Your goal - Transcribe from the material, without alteration, every line beginning with the line that contains "- Bar: [192, 301, 213, 400]" and continuing through the line that contains "Detect and localize", including both of those lines.

■ ■ ■ ■ ■

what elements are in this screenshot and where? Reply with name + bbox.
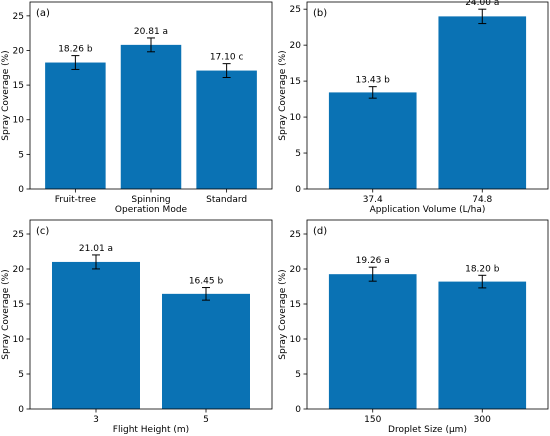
y-tick-label: 25 — [13, 12, 24, 22]
y-tick-label: 15 — [290, 300, 301, 310]
y-tick-label: 15 — [290, 77, 301, 87]
panel-label: (c) — [36, 226, 49, 237]
data-label: 17.10 c — [210, 53, 244, 63]
bar — [120, 44, 182, 189]
bar — [328, 92, 417, 189]
y-axis-label: Spray Coverage (%) — [278, 269, 288, 359]
x-tick-label: Standard — [206, 195, 247, 205]
y-tick-label: 0 — [18, 185, 24, 195]
x-axis-label: Flight Height (m) — [113, 425, 189, 435]
bar — [438, 281, 527, 409]
y-tick-label: 20 — [290, 41, 302, 51]
y-tick-label: 20 — [13, 265, 25, 275]
panel-label: (b) — [313, 8, 327, 19]
axes-frame — [306, 219, 549, 410]
y-tick-label: 5 — [18, 370, 24, 380]
y-tick-label: 25 — [290, 230, 301, 240]
x-tick-label: 74.8 — [472, 195, 492, 205]
bar — [196, 70, 257, 189]
y-tick-label: 20 — [290, 265, 302, 275]
y-tick-label: 0 — [18, 405, 24, 415]
y-tick-label: 5 — [18, 150, 24, 160]
chart-panel: 21.01 a 3 16.45 b 5 0 5 10 15 20 25 (c) Flight Heig… — [1, 219, 273, 435]
y-tick-label: 25 — [290, 5, 301, 15]
bar — [52, 261, 140, 409]
data-label: 18.26 b — [58, 45, 93, 55]
bar — [45, 62, 106, 189]
bar — [328, 274, 417, 409]
data-label: 20.81 a — [134, 27, 168, 37]
y-tick-label: 10 — [13, 335, 25, 345]
data-label: 19.26 a — [356, 256, 390, 266]
bar — [162, 293, 250, 409]
chart-panel: 19.26 a 150 18.20 b 300 0 5 10 15 20 25 (d) Droplet… — [278, 219, 549, 435]
y-axis-label: Spray Coverage (%) — [1, 269, 11, 359]
y-axis-label: Spray Coverage (%) — [1, 50, 11, 140]
x-tick-label: Spinning — [131, 195, 170, 205]
data-label: 24.00 a — [465, 0, 499, 8]
y-tick-label: 5 — [295, 149, 301, 159]
x-tick-label: 3 — [93, 415, 99, 425]
y-tick-label: 10 — [290, 113, 302, 123]
y-tick-label: 15 — [13, 81, 24, 91]
data-label: 21.01 a — [79, 244, 113, 254]
y-tick-label: 5 — [295, 370, 301, 380]
y-tick-label: 0 — [295, 405, 301, 415]
x-axis-label: Operation Mode — [115, 205, 188, 215]
y-tick-label: 25 — [13, 230, 24, 240]
axes-frame — [29, 219, 273, 410]
x-axis-label: Droplet Size (μm) — [388, 425, 467, 435]
x-tick-label: 300 — [474, 415, 491, 425]
x-tick-label: Fruit-tree — [55, 195, 97, 205]
y-tick-label: 20 — [13, 46, 25, 56]
axes-frame — [29, 1, 273, 190]
y-axis-label: Spray Coverage (%) — [278, 50, 288, 140]
y-tick-label: 10 — [290, 335, 302, 345]
x-tick-label: 5 — [203, 415, 209, 425]
bar — [438, 16, 527, 190]
panel-label: (d) — [313, 226, 327, 237]
x-tick-label: 37.4 — [363, 195, 383, 205]
axes-frame — [306, 1, 549, 190]
data-label: 16.45 b — [189, 277, 224, 287]
chart-panel: 18.26 b Fruit-tree 20.81 a Spinning 17.10 c S… — [1, 1, 273, 215]
y-tick-label: 10 — [13, 116, 25, 126]
x-axis-label: Application Volume (L/ha) — [370, 205, 486, 215]
panel-label: (a) — [36, 8, 50, 19]
x-tick-label: 150 — [364, 415, 381, 425]
y-tick-label: 15 — [13, 300, 24, 310]
data-label: 18.20 b — [465, 264, 500, 274]
chart-panel: 13.43 b 37.4 24.00 a 74.8 0 5 10 15 20 25 (b) Appli… — [278, 0, 549, 215]
y-tick-label: 0 — [295, 185, 301, 195]
data-label: 13.43 b — [356, 76, 391, 86]
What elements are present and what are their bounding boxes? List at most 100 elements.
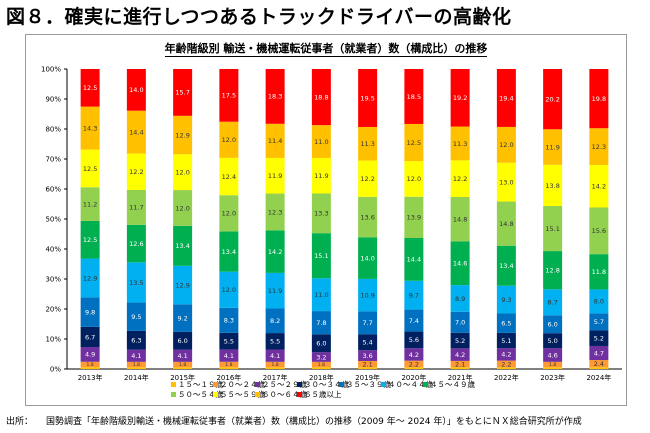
bar-segment — [80, 258, 100, 298]
bar-segment — [543, 164, 563, 207]
data-label: 12.0 — [175, 169, 189, 177]
data-label: 4.1 — [131, 352, 141, 360]
data-label: 12.2 — [129, 168, 143, 176]
bar-segment — [311, 157, 331, 194]
data-label: 11.4 — [268, 137, 282, 145]
data-label: 12.2 — [360, 175, 374, 183]
x-tick-label: 2022年 — [494, 373, 519, 382]
data-label: 9.8 — [85, 308, 95, 316]
data-label: 8.3 — [224, 317, 234, 325]
data-label: 7.0 — [455, 319, 465, 327]
data-label: 14.4 — [129, 128, 143, 136]
bar-segment — [496, 245, 516, 286]
bar-segment — [543, 361, 563, 368]
bar-segment — [173, 361, 193, 368]
x-tick-label: 2023年 — [540, 373, 565, 382]
legend-swatch — [255, 382, 260, 387]
stacked-bar-chart: 0% 10% 20% 30% 40% 50% 60% 70% 80% 90% 100% 1.8 4.9 6… — [41, 66, 622, 399]
legend-swatch — [381, 382, 386, 387]
x-tick-label: 2020年 — [401, 373, 426, 382]
bar-segment — [589, 289, 609, 314]
data-label: 11.0 — [314, 138, 328, 146]
bar-segment — [543, 69, 563, 130]
data-label: 13.8 — [545, 182, 559, 190]
data-label: 10.9 — [360, 291, 374, 299]
bar-segment — [589, 367, 609, 369]
data-label: 12.2 — [453, 175, 467, 183]
data-label: 5.4 — [362, 339, 372, 347]
bar-segment — [126, 330, 146, 350]
data-label: 14.0 — [129, 86, 143, 94]
bar-segment — [173, 225, 193, 266]
data-label: 19.8 — [592, 95, 606, 103]
data-label: 12.0 — [222, 286, 236, 294]
bar-segment — [126, 153, 146, 190]
bar-segment — [358, 126, 378, 161]
bar-segment — [358, 237, 378, 279]
data-label: 4.1 — [270, 352, 280, 360]
bar-segment — [265, 308, 285, 334]
data-label: 5.5 — [224, 337, 234, 345]
bar-segment — [589, 69, 609, 129]
data-label: 13.4 — [222, 248, 236, 256]
bar-segment — [173, 331, 193, 350]
bar-segment — [543, 315, 563, 334]
legend-swatch — [423, 382, 428, 387]
data-label: 18.8 — [314, 93, 328, 101]
bar-segment — [126, 69, 146, 111]
data-label: 4.2 — [455, 351, 465, 359]
bar-segment — [404, 331, 424, 349]
data-label: 11.0 — [314, 291, 328, 299]
data-label: 18.5 — [407, 93, 421, 101]
bar-segment — [450, 160, 470, 197]
y-tick-label: 30% — [45, 276, 61, 284]
data-label: 5.2 — [455, 337, 465, 345]
data-label: 11.7 — [129, 204, 143, 212]
data-label: 2.2 — [501, 360, 511, 368]
data-label: 5.0 — [547, 337, 557, 345]
bar-segment — [265, 361, 285, 368]
data-label: 14.3 — [83, 124, 97, 132]
bar-segment — [450, 360, 470, 368]
bar-segment — [219, 367, 239, 369]
bar-segment — [219, 157, 239, 196]
legend-label: ５０～５４歳 — [178, 389, 223, 399]
data-label: 12.5 — [83, 84, 97, 92]
data-label: 15.1 — [314, 252, 328, 260]
data-label: 11.9 — [314, 172, 328, 180]
bar-segment — [358, 367, 378, 369]
bar-segment — [589, 254, 609, 290]
bar-segment — [543, 129, 563, 165]
data-label: 1.8 — [318, 362, 325, 368]
bar-segment — [126, 367, 146, 369]
data-label: 1.8 — [549, 362, 556, 368]
bar-segment — [589, 207, 609, 255]
data-label: 2.1 — [362, 360, 372, 368]
data-label: 11.9 — [268, 287, 282, 295]
bar-segment — [450, 285, 470, 312]
source-label: 出所： — [6, 417, 34, 427]
bar-segment — [450, 241, 470, 286]
data-label: 12.6 — [129, 240, 143, 248]
x-tick-label: 2021年 — [448, 373, 473, 382]
bar-segment — [404, 348, 424, 361]
data-label: 4.7 — [594, 349, 604, 357]
data-label: 17.5 — [222, 92, 236, 100]
data-label: 13.4 — [499, 262, 513, 270]
bar-segment — [265, 333, 285, 350]
bar-segment — [173, 265, 193, 305]
x-tick-label: 2018年 — [309, 373, 334, 382]
data-label: 6.5 — [501, 320, 511, 328]
legend-swatch — [171, 382, 176, 387]
bar-segment — [173, 304, 193, 332]
data-label: 14.0 — [360, 254, 374, 262]
data-label: 12.3 — [592, 143, 606, 151]
legend-label: ３０～３４歳 — [304, 379, 349, 389]
legend-label: ２５～２９歳 — [262, 379, 307, 389]
bar-segment — [358, 196, 378, 238]
bar-segment — [589, 345, 609, 361]
data-label: 3.6 — [362, 352, 372, 360]
x-tick-label: 2017年 — [263, 373, 288, 382]
bar-segment — [404, 360, 424, 368]
bar-segment — [219, 69, 239, 122]
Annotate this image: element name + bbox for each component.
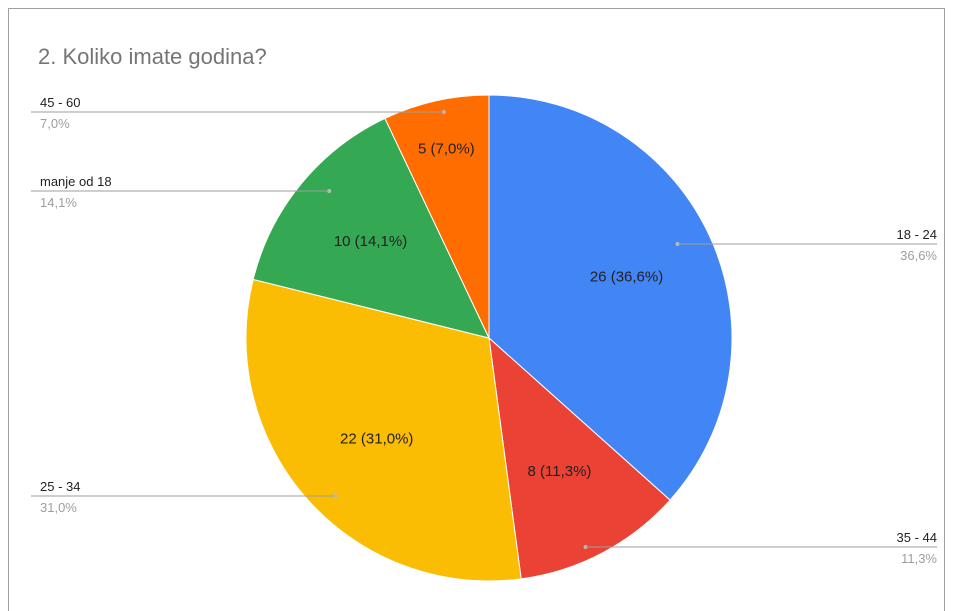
callout-name-35-44: 35 - 44 bbox=[897, 530, 937, 545]
slice-value-label-18-24: 26 (36,6%) bbox=[590, 269, 663, 286]
callout-name-25-34: 25 - 34 bbox=[40, 479, 80, 494]
callout-percent-35-44: 11,3% bbox=[901, 551, 937, 566]
callout-percent-25-34: 31,0% bbox=[40, 500, 77, 515]
callout-name-18-24: 18 - 24 bbox=[897, 227, 937, 242]
pie-slice-25-34[interactable] bbox=[245, 278, 522, 582]
pie-slice-18-24[interactable] bbox=[488, 94, 733, 501]
callout-percent-45-60: 7,0% bbox=[40, 116, 70, 131]
callout-name-45-60: 45 - 60 bbox=[40, 95, 80, 110]
pie-slice-45-60[interactable] bbox=[384, 94, 490, 339]
chart-title: 2. Koliko imate godina? bbox=[38, 44, 267, 69]
callout-percent-18-24: 36,6% bbox=[900, 248, 937, 263]
pie-slice-manje-od-18[interactable] bbox=[252, 117, 490, 339]
slice-value-label-25-34: 22 (31,0%) bbox=[340, 430, 413, 447]
slice-value-label-manje-od-18: 10 (14,1%) bbox=[334, 233, 407, 250]
callout-percent-manje-od-18: 14,1% bbox=[40, 195, 77, 210]
slice-value-label-35-44: 8 (11,3%) bbox=[528, 463, 592, 480]
callout-name-manje-od-18: manje od 18 bbox=[40, 174, 112, 189]
slice-value-label-45-60: 5 (7,0%) bbox=[418, 140, 475, 157]
pie-slice-35-44[interactable] bbox=[488, 336, 671, 580]
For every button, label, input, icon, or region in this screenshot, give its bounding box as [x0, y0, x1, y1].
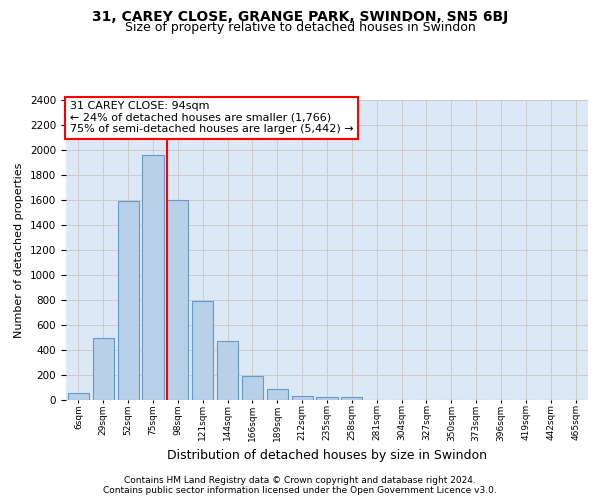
- Bar: [192, 301, 213, 400]
- Bar: [292, 396, 313, 400]
- Text: 31, CAREY CLOSE, GRANGE PARK, SWINDON, SN5 6BJ: 31, CAREY CLOSE, GRANGE PARK, SWINDON, S…: [92, 10, 508, 24]
- Text: Contains HM Land Registry data © Crown copyright and database right 2024.: Contains HM Land Registry data © Crown c…: [124, 476, 476, 485]
- Text: Size of property relative to detached houses in Swindon: Size of property relative to detached ho…: [125, 21, 475, 34]
- Text: Contains public sector information licensed under the Open Government Licence v3: Contains public sector information licen…: [103, 486, 497, 495]
- Text: 31 CAREY CLOSE: 94sqm
← 24% of detached houses are smaller (1,766)
75% of semi-d: 31 CAREY CLOSE: 94sqm ← 24% of detached …: [70, 101, 353, 134]
- Bar: [167, 200, 188, 400]
- Bar: [242, 376, 263, 400]
- Bar: [341, 397, 362, 400]
- Bar: [267, 389, 288, 400]
- Bar: [93, 338, 114, 400]
- Bar: [142, 155, 164, 400]
- Y-axis label: Number of detached properties: Number of detached properties: [14, 162, 25, 338]
- Bar: [68, 392, 89, 400]
- X-axis label: Distribution of detached houses by size in Swindon: Distribution of detached houses by size …: [167, 449, 487, 462]
- Bar: [217, 341, 238, 400]
- Bar: [118, 201, 139, 400]
- Bar: [316, 396, 338, 400]
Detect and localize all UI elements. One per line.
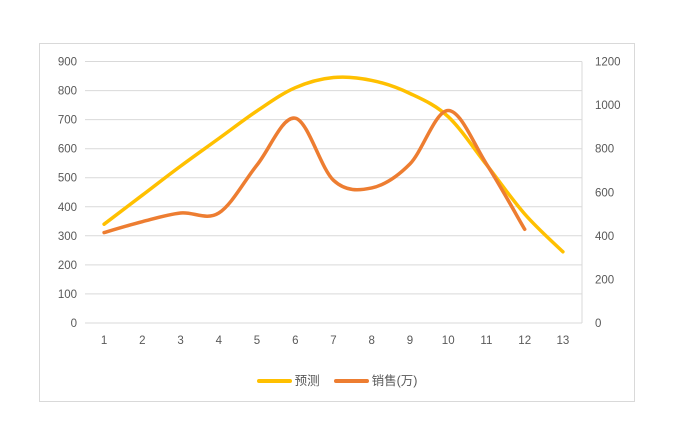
- x-axis-tick: 7: [330, 335, 336, 347]
- right-axis-tick: 1200: [595, 57, 621, 69]
- forecast-line-swatch: [256, 379, 292, 383]
- right-axis-tick: 200: [595, 274, 614, 286]
- x-axis-tick: 12: [518, 335, 531, 347]
- left-axis-tick: 200: [58, 260, 77, 272]
- x-axis-tick: 4: [216, 335, 223, 347]
- left-axis-tick: 500: [58, 173, 77, 185]
- series-line-1[interactable]: [102, 108, 527, 235]
- left-axis-tick: 100: [58, 289, 77, 301]
- left-axis-tick: 600: [58, 144, 77, 156]
- left-axis-tick: 0: [71, 318, 77, 330]
- x-axis-tick: 1: [101, 335, 107, 347]
- left-axis-tick-labels: 900 800 700 600 500 400 300 200 100 0: [58, 57, 77, 331]
- left-axis-tick: 700: [58, 115, 77, 127]
- left-axis-tick: 800: [58, 86, 77, 98]
- sales-line-swatch: [333, 379, 369, 383]
- right-axis-tick: 600: [595, 187, 614, 199]
- x-axis-tick-labels: 1 2 3 4 5 6 7 8 9 10 11 12 13: [101, 335, 569, 347]
- x-axis-tick: 3: [177, 335, 183, 347]
- right-axis-tick: 1000: [595, 100, 621, 112]
- series-lines: [102, 75, 565, 254]
- x-axis-tick: 11: [480, 335, 492, 347]
- left-axis-tick: 300: [58, 231, 77, 243]
- right-axis-tick-labels: 1200 1000 800 600 400 200 0: [595, 57, 621, 331]
- gridlines: [85, 61, 582, 324]
- x-axis-tick: 9: [407, 335, 413, 347]
- legend-item-sales[interactable]: 销售(万): [333, 373, 418, 388]
- x-axis-tick: 8: [368, 335, 374, 347]
- right-axis-tick: 800: [595, 144, 614, 156]
- legend-item-forecast[interactable]: 预测: [256, 373, 320, 388]
- right-axis-tick: 0: [595, 318, 601, 330]
- x-axis-tick: 6: [292, 335, 298, 347]
- right-axis-tick: 400: [595, 231, 614, 243]
- x-axis-tick: 13: [557, 335, 570, 347]
- left-axis-tick: 900: [58, 57, 77, 69]
- x-axis-tick: 2: [139, 335, 145, 347]
- left-axis-tick: 400: [58, 202, 77, 214]
- legend-label-sales: 销售(万): [371, 373, 418, 388]
- x-axis-tick: 5: [254, 335, 260, 347]
- x-axis-tick: 10: [442, 335, 455, 347]
- series-line-0[interactable]: [102, 75, 565, 254]
- chart-legend: 预测 销售(万): [39, 371, 635, 391]
- legend-label-forecast: 预测: [294, 373, 320, 388]
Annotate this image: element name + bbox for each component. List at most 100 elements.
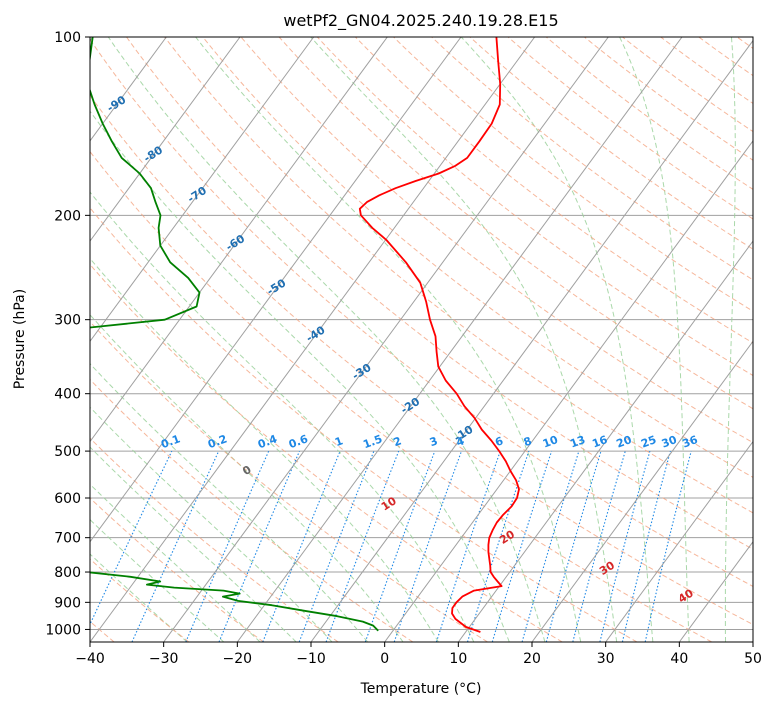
mixing-ratio-label: 0.1 [159, 432, 182, 451]
x-tick-label: −20 [223, 651, 253, 667]
moist-adiabat-line [90, 446, 297, 642]
isotherm-line [90, 37, 315, 343]
isotherm-line [90, 37, 536, 642]
mixing-ratio-line [298, 450, 375, 642]
mixing-ratio-label: 1.5 [361, 432, 384, 451]
mixing-ratio-label: 1 [333, 434, 345, 449]
dry-adiabat-line [90, 320, 488, 642]
moist-adiabat-line [310, 37, 618, 642]
profiles [90, 37, 520, 633]
line-labels: -100-90-80-70-60-50-40-30-20-10010203040… [105, 93, 700, 606]
moist-adiabat-line [90, 483, 261, 642]
y-tick-label: 700 [54, 531, 81, 547]
moist-adiabat-line [107, 37, 546, 642]
x-axis-label: Temperature (°C) [360, 681, 482, 697]
mixing-ratio-line [218, 450, 301, 642]
x-tick-label: 20 [523, 651, 541, 667]
dry-adiabat-line [469, 37, 753, 250]
moist-adiabat-line [90, 553, 188, 642]
mixing-ratio-line [325, 450, 400, 642]
temperature-profile-line [358, 37, 520, 633]
isotherm-line [90, 37, 388, 443]
dry-adiabat-line [355, 37, 753, 344]
mixing-ratio-label: 25 [639, 433, 658, 450]
y-tick-label: 300 [54, 313, 81, 329]
moist-adiabat-line [90, 314, 404, 642]
mixing-ratio-line [435, 450, 501, 642]
mixing-ratio-label: 6 [493, 434, 505, 449]
dry-adiabat-line [240, 37, 753, 444]
dry-adiabats [90, 37, 753, 642]
dry-adiabat-line [90, 94, 753, 626]
moist-adiabat-line [90, 518, 225, 642]
isotherm-line [90, 37, 167, 142]
y-tick-label: 1000 [45, 622, 81, 638]
moist-adiabat-line [90, 257, 439, 642]
dry-adiabat-line [164, 37, 753, 514]
y-tick-label: 200 [54, 208, 81, 224]
dry-adiabat-line [584, 37, 753, 161]
isotherm-line [310, 39, 753, 642]
mixing-ratio-label: 10 [541, 433, 560, 451]
moist-adiabats [90, 37, 736, 642]
mixing-ratio-label: 3 [428, 434, 440, 449]
x-tick-label: −40 [75, 651, 105, 667]
moist-adiabat-line [724, 37, 736, 642]
x-tick-label: 30 [597, 651, 615, 667]
y-tick-label: 400 [54, 387, 81, 403]
moist-adiabat-line [90, 362, 369, 642]
y-tick-label: 600 [54, 491, 81, 507]
mixing-ratio-label: 30 [660, 433, 679, 451]
isotherm-line [605, 440, 753, 642]
mixing-ratio-line [393, 450, 463, 642]
x-tick-label: 10 [449, 651, 467, 667]
mixing-ratio-line [491, 450, 553, 642]
isotherm-line [531, 340, 753, 642]
y-axis-ticks: 100 200 300 400 500 600 700 800 900 1000 [45, 30, 90, 638]
moist-adiabat-line [619, 37, 690, 642]
isotherm-line [384, 140, 753, 642]
mixing-ratio-label: 4 [454, 434, 466, 449]
mixing-ratio-label: 13 [568, 433, 587, 450]
dry-adiabat-line [393, 37, 753, 312]
mixing-ratio-line [185, 450, 270, 642]
y-tick-label: 500 [54, 444, 81, 460]
dry-adiabat-line [90, 263, 563, 642]
mixing-ratio-line [466, 450, 530, 642]
x-axis-ticks: −40 −30 −20 −10 0 10 20 30 40 50 [75, 642, 762, 667]
mixing-ratio-label: 0.4 [256, 432, 279, 451]
dry-adiabat-line [278, 37, 753, 410]
isotherm-line [90, 37, 241, 242]
y-tick-label: 800 [54, 565, 81, 581]
y-axis-label: Pressure (hPa) [12, 289, 28, 389]
moist-adiabat-line [90, 406, 333, 642]
mixing-ratio-label: 8 [522, 434, 534, 449]
mixing-ratio-label: 20 [615, 433, 634, 451]
plot-frame [89, 36, 754, 643]
dry-adiabat-line [316, 37, 753, 377]
x-tick-label: −30 [149, 651, 179, 667]
isotherm-line [457, 240, 753, 642]
moist-adiabat-line [195, 37, 582, 642]
dry-adiabat-line [90, 497, 264, 642]
dewpoint-profile-line [90, 37, 379, 632]
mixing-ratio-line [364, 450, 436, 642]
y-tick-label: 900 [54, 595, 81, 611]
mixing-ratio-label: 0.6 [287, 432, 310, 451]
dry-adiabat-line [90, 207, 638, 642]
x-tick-label: 40 [670, 651, 688, 667]
dry-adiabat-line [90, 38, 753, 587]
x-tick-label: 50 [744, 651, 762, 667]
mixing-ratio-label: 16 [590, 433, 609, 451]
mixing-ratio-label: 2 [392, 434, 404, 449]
chart-title: wetPf2_GN04.2025.240.19.28.E15 [283, 11, 558, 31]
mixing-ratio-lines [90, 450, 692, 642]
mixing-ratio-line [90, 450, 173, 626]
isotherm-line [163, 37, 609, 642]
moist-adiabat-line [460, 37, 654, 642]
mixing-ratio-line [131, 450, 220, 642]
isotherm-line [236, 37, 683, 642]
moist-adiabat-line [90, 191, 475, 642]
mixing-ratio-line [521, 450, 580, 642]
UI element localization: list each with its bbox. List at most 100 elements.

■ ■ ■ ■ ■

Answer -
- Bar: [192, 301, 213, 400]
- Bar: [292, 396, 313, 400]
- Text: 31, CAREY CLOSE, GRANGE PARK, SWINDON, SN5 6BJ: 31, CAREY CLOSE, GRANGE PARK, SWINDON, S…: [92, 10, 508, 24]
- Text: Contains HM Land Registry data © Crown copyright and database right 2024.: Contains HM Land Registry data © Crown c…: [124, 476, 476, 485]
- Text: Size of property relative to detached houses in Swindon: Size of property relative to detached ho…: [125, 21, 475, 34]
- Text: Contains public sector information licensed under the Open Government Licence v3: Contains public sector information licen…: [103, 486, 497, 495]
- Text: 31 CAREY CLOSE: 94sqm
← 24% of detached houses are smaller (1,766)
75% of semi-d: 31 CAREY CLOSE: 94sqm ← 24% of detached …: [70, 101, 353, 134]
- Bar: [167, 200, 188, 400]
- Bar: [242, 376, 263, 400]
- Bar: [341, 397, 362, 400]
- Bar: [267, 389, 288, 400]
- Bar: [93, 338, 114, 400]
- Bar: [142, 155, 164, 400]
- Y-axis label: Number of detached properties: Number of detached properties: [14, 162, 25, 338]
- Bar: [68, 392, 89, 400]
- X-axis label: Distribution of detached houses by size in Swindon: Distribution of detached houses by size …: [167, 449, 487, 462]
- Bar: [217, 341, 238, 400]
- Bar: [118, 201, 139, 400]
- Bar: [316, 396, 338, 400]
Detect and localize all UI elements. One per line.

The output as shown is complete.